Work to complete: Pictures aside, write out every record exactly as it appears.

Stored data:
---------------
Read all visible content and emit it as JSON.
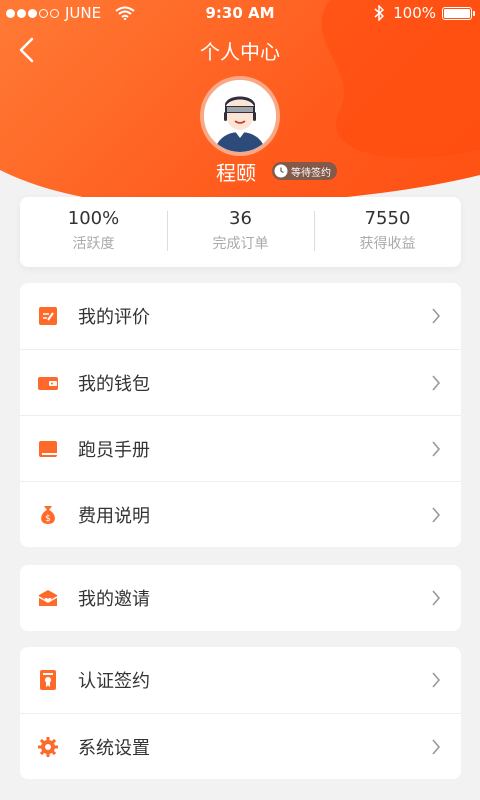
{
  "status_bar": {
    "carrier": "JUNE",
    "time": "9:30 AM",
    "battery_percent": "100%",
    "battery_level": 1.0,
    "signal_filled": 3,
    "signal_total": 5
  },
  "header": {
    "title": "个人中心",
    "accent_color": "#ff5a1c"
  },
  "profile": {
    "name": "程颐",
    "badge": "等待签约"
  },
  "stats": [
    {
      "value": "100%",
      "label": "活跃度"
    },
    {
      "value": "36",
      "label": "完成订单"
    },
    {
      "value": "7550",
      "label": "获得收益"
    }
  ],
  "menu_group_1": [
    {
      "label": "我的评价",
      "icon": "review-icon"
    },
    {
      "label": "我的钱包",
      "icon": "wallet-icon"
    },
    {
      "label": "跑员手册",
      "icon": "book-icon"
    },
    {
      "label": "费用说明",
      "icon": "money-bag-icon"
    }
  ],
  "menu_group_2": [
    {
      "label": "我的邀请",
      "icon": "invite-icon"
    }
  ],
  "menu_group_3": [
    {
      "label": "认证签约",
      "icon": "certificate-icon"
    },
    {
      "label": "系统设置",
      "icon": "settings-icon"
    }
  ]
}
---------------
Solution to this exercise:
Read all visible content and emit it as JSON.
{
  "status_bar": {
    "carrier": "JUNE",
    "time": "9:30 AM",
    "battery_percent": "100%",
    "battery_level": 1.0,
    "signal_filled": 3,
    "signal_total": 5
  },
  "header": {
    "title": "个人中心",
    "accent_color": "#ff5a1c"
  },
  "profile": {
    "name": "程颐",
    "badge": "等待签约"
  },
  "stats": [
    {
      "value": "100%",
      "label": "活跃度"
    },
    {
      "value": "36",
      "label": "完成订单"
    },
    {
      "value": "7550",
      "label": "获得收益"
    }
  ],
  "menu_group_1": [
    {
      "label": "我的评价",
      "icon": "review-icon"
    },
    {
      "label": "我的钱包",
      "icon": "wallet-icon"
    },
    {
      "label": "跑员手册",
      "icon": "book-icon"
    },
    {
      "label": "费用说明",
      "icon": "money-bag-icon"
    }
  ],
  "menu_group_2": [
    {
      "label": "我的邀请",
      "icon": "invite-icon"
    }
  ],
  "menu_group_3": [
    {
      "label": "认证签约",
      "icon": "certificate-icon"
    },
    {
      "label": "系统设置",
      "icon": "settings-icon"
    }
  ]
}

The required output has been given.